(TASK INPUT)
==================================================

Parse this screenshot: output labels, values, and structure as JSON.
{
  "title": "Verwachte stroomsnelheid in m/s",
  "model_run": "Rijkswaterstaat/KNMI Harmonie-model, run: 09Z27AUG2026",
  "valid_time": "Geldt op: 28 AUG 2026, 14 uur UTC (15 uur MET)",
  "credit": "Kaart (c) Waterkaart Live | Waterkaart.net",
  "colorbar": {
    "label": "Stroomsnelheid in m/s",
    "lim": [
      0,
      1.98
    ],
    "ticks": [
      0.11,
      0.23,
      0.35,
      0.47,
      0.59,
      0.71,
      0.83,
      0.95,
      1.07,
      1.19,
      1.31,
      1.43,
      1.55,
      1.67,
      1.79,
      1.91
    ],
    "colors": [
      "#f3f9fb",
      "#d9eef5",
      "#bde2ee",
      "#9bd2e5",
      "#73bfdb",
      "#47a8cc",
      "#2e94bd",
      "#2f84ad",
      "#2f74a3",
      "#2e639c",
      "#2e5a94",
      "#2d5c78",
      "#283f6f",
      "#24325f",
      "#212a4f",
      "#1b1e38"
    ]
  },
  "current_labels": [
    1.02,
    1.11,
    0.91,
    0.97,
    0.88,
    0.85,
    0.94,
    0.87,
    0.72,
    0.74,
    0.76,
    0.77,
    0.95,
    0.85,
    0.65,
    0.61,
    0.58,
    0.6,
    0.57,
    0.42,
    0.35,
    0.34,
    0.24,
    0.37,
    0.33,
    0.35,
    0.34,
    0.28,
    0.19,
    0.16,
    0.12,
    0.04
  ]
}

==================================================

(THE REQUEST)
Extract each line of the listing above, copying it word for word.

(ANSWER FOR THIS EXERCISE)
Parse this screenshot: output labels, values, and structure as JSON.
{
  "title": "Verwachte stroomsnelheid in m/s",
  "model_run": "Rijkswaterstaat/KNMI Harmonie-model, run: 09Z27AUG2026",
  "valid_time": "Geldt op: 28 AUG 2026, 14 uur UTC (15 uur MET)",
  "credit": "Kaart (c) Waterkaart Live | Waterkaart.net",
  "colorbar": {
    "label": "Stroomsnelheid in m/s",
    "lim": [
      0,
      1.98
    ],
    "ticks": [
      0.11,
      0.23,
      0.35,
      0.47,
      0.59,
      0.71,
      0.83,
      0.95,
      1.07,
      1.19,
      1.31,
      1.43,
      1.55,
      1.67,
      1.79,
      1.91
    ],
    "colors": [
      "#f3f9fb",
      "#d9eef5",
      "#bde2ee",
      "#9bd2e5",
      "#73bfdb",
      "#47a8cc",
      "#2e94bd",
      "#2f84ad",
      "#2f74a3",
      "#2e639c",
      "#2e5a94",
      "#2d5c78",
      "#283f6f",
      "#24325f",
      "#212a4f",
      "#1b1e38"
    ]
  },
  "current_labels": [
    1.02,
    1.11,
    0.91,
    0.97,
    0.88,
    0.85,
    0.94,
    0.87,
    0.72,
    0.74,
    0.76,
    0.77,
    0.95,
    0.85,
    0.65,
    0.61,
    0.58,
    0.6,
    0.57,
    0.42,
    0.35,
    0.34,
    0.24,
    0.37,
    0.33,
    0.35,
    0.34,
    0.28,
    0.19,
    0.16,
    0.12,
    0.04
  ]
}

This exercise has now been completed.